— BEGIN Document —

RE: UTF-8 'BOM' (was RE: Subject: Re: 32'nd bit & UTF-8)

From: Lars Kristan (lars.kristan@hermes.si)
Date: Sat Jan 22 2005 - 09:40:39 CST

Next message: Lars Kristan: "RE: Conformance (was UTF, BOM, etc)"

Previous message: Jon Hanna: "RE: wchar_t (was RE: 32'nd bit & UTF-8)"
Maybe in reply to: Lars Kristan: "UTF-8 'BOM' (was RE: Subject: Re: 32'nd bit & UTF-8)"
Next in thread: Lars Kristan: "RE: UTF-8 'BOM' (was RE: Subject: Re: 32'nd bit & UTF-8)"
Messages sorted by: [ date ] [ thread ] [ subject ] [ author ] [ attachment ]
Mail actions: [ respond to this message ] [ mail a new topic ]

Antoine Leca wrote:

> But it is when you try to port it outside that problems
> surge. Particularly
> when the same file is written "w" and read "rb", by the same
> set of programs
> (yes, it happens).

— END Document —

▶ **Exercise requirements**:
• A. In the UTF-8 BOM message, who wrote the quoted passage that Lars Kristan responds to?
• B. Write the next part of the UTF-8 BOM message, continuing from its last line.
The listing that comes next is separate material, unrelated to the UTF-8 BOM message.

— BEGIN Information supplied —

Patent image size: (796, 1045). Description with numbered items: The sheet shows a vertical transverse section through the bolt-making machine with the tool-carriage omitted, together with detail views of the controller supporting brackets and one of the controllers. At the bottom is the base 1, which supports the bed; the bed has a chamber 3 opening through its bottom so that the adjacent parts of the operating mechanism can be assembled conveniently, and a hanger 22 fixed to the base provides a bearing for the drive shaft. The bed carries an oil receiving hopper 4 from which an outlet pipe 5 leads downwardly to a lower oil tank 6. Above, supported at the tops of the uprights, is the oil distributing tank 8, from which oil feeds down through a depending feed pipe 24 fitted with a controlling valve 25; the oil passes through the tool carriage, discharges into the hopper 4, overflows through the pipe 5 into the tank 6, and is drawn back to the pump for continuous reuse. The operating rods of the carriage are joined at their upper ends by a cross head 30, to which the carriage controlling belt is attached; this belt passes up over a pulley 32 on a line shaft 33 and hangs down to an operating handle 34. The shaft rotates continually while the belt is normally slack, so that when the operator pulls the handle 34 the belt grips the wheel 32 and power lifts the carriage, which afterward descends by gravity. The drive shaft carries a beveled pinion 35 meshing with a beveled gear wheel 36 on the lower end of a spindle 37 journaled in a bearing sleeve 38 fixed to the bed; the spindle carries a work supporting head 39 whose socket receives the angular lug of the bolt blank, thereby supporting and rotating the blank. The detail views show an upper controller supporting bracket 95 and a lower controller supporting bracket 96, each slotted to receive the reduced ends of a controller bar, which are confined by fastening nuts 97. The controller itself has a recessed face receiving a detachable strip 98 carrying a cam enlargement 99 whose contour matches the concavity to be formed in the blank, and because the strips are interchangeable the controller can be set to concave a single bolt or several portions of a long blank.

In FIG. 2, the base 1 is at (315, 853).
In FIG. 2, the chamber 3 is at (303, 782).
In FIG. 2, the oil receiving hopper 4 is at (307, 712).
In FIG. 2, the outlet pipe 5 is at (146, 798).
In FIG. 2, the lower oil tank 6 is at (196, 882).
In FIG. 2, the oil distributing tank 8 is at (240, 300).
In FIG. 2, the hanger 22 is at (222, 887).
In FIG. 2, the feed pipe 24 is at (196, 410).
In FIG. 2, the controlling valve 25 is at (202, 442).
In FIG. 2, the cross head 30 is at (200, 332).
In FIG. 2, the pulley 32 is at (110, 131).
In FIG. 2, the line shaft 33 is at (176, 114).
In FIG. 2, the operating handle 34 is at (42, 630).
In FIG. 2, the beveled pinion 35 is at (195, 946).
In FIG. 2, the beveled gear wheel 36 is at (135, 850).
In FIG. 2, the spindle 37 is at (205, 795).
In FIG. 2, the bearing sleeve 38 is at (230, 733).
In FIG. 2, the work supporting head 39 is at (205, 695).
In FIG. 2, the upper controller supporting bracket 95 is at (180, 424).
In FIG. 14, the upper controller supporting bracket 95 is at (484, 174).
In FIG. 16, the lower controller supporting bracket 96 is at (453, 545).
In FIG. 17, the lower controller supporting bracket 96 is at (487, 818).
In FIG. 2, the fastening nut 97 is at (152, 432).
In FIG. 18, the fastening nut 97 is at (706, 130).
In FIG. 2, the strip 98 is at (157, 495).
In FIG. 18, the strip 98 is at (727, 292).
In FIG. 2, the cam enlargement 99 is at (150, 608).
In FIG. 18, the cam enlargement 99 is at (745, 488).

— END Information supplied —

▶ **Task-by-task outputs**:
• A. Antoine Leca

• B.
How about using _fmode? Whoever can't display the result (Notepad?) should
be blamed. If you can't read other's files, you should consider fixing it
anyway, might as well encounter them on UNIX. But, yes, I know it's not
always as simple as that. But if most of those files is internal, you might
get results quicker.

> Windows is probably a necessary evil, but this is not an
> excuse to take the
> short track and do the things in a way that only raise problems to the
> others.

UNIX causes problems to Windows, Windows causes problems to UNIX. And the
short track is the quickest. You can chose the other track. It typically
takes longer, maybe because it swaps.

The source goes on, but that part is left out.